== Provided records ==
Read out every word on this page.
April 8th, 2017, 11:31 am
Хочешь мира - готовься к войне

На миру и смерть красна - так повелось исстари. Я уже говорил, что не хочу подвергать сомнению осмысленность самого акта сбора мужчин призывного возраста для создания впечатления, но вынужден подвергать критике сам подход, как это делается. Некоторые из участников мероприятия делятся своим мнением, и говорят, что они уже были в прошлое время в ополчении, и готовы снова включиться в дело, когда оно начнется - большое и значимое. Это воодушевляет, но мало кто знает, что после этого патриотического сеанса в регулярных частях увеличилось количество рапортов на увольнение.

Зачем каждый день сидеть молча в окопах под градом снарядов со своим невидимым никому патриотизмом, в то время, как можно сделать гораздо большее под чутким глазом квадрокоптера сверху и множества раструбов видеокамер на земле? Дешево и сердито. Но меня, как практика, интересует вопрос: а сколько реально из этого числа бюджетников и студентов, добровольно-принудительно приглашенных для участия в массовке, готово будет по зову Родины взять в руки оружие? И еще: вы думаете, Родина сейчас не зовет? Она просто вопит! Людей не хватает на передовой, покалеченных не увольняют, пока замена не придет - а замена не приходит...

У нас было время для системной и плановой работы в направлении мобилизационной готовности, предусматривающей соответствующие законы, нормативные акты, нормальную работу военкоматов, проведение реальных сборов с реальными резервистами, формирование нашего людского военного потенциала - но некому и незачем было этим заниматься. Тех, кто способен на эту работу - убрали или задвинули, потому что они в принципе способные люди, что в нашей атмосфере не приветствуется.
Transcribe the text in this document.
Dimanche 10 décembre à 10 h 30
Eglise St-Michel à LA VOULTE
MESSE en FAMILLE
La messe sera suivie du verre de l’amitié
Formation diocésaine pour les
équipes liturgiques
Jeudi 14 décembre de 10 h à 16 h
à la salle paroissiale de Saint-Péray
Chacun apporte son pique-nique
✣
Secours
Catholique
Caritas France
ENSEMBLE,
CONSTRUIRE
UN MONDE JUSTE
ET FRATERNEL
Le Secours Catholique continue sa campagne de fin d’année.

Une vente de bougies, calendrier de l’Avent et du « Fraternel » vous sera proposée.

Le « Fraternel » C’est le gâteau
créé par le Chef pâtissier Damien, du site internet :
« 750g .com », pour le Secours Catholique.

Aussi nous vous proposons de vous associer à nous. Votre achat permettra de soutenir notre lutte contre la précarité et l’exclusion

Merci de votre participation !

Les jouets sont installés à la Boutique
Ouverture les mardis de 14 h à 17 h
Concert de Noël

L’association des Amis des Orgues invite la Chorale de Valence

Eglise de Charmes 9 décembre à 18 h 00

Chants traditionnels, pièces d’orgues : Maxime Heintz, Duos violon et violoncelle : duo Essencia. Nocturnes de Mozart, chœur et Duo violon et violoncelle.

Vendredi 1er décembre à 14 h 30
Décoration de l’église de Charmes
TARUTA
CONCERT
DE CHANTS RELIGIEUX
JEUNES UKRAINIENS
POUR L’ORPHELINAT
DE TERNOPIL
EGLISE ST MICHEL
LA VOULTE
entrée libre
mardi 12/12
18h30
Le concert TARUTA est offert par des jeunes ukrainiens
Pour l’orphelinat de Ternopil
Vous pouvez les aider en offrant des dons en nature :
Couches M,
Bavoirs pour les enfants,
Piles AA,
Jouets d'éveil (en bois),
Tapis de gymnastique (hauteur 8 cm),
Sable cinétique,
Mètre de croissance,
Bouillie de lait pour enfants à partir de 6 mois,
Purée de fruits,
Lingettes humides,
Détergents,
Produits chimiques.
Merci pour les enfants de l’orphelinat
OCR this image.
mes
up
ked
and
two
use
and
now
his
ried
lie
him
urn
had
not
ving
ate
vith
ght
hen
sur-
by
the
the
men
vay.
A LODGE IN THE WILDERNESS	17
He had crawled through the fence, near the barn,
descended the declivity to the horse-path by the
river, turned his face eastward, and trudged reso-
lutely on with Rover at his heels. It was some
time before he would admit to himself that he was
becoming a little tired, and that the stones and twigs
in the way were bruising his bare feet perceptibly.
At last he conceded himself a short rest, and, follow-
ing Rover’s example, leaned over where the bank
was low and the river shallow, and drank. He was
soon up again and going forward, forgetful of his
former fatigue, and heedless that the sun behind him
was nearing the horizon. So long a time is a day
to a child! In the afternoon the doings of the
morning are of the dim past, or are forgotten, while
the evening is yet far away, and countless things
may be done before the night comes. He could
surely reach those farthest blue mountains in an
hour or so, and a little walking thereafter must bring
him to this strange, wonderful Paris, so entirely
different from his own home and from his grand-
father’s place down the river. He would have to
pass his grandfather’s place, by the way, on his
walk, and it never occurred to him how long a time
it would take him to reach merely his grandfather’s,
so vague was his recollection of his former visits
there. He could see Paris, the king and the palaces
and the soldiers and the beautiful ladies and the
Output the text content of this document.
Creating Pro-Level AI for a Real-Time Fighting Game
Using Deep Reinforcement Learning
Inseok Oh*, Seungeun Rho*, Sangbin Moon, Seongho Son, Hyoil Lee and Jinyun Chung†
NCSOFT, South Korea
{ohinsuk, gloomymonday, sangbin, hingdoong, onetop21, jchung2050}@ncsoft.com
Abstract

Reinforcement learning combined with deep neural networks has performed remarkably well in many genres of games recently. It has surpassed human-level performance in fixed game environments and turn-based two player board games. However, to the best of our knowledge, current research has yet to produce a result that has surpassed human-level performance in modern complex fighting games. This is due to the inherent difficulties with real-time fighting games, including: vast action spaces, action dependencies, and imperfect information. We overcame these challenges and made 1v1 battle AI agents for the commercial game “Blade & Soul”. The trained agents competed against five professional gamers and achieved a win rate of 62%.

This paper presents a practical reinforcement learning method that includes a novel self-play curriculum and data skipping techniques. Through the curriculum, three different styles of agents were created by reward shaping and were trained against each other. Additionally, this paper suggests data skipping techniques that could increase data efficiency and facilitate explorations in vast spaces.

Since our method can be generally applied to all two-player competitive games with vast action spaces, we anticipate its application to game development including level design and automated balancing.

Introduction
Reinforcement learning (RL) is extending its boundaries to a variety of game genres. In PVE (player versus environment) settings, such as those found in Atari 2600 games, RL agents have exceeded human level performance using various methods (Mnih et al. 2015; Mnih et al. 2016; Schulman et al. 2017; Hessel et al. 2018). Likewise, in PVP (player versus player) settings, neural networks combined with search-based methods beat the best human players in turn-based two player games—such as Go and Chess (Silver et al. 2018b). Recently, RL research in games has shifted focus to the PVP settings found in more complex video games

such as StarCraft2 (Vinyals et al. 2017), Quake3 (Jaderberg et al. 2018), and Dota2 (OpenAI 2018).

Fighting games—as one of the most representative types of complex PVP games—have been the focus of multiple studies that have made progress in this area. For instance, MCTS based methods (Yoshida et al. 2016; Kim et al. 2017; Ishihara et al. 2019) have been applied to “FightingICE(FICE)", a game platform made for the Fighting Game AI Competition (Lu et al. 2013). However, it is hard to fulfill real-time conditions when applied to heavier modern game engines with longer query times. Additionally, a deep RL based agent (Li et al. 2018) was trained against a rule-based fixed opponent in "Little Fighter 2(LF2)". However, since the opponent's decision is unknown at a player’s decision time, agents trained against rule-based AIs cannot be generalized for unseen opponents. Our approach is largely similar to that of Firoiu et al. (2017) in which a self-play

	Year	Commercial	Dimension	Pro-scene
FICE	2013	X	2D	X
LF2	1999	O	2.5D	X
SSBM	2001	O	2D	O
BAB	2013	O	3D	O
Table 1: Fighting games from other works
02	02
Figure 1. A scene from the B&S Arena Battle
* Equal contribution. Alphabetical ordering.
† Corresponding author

== What to produce ==
List all lines in the material containing the string "place".

== Output for this task ==
father’s place down the river. He would have to
pass his grandfather’s place, by the way, on his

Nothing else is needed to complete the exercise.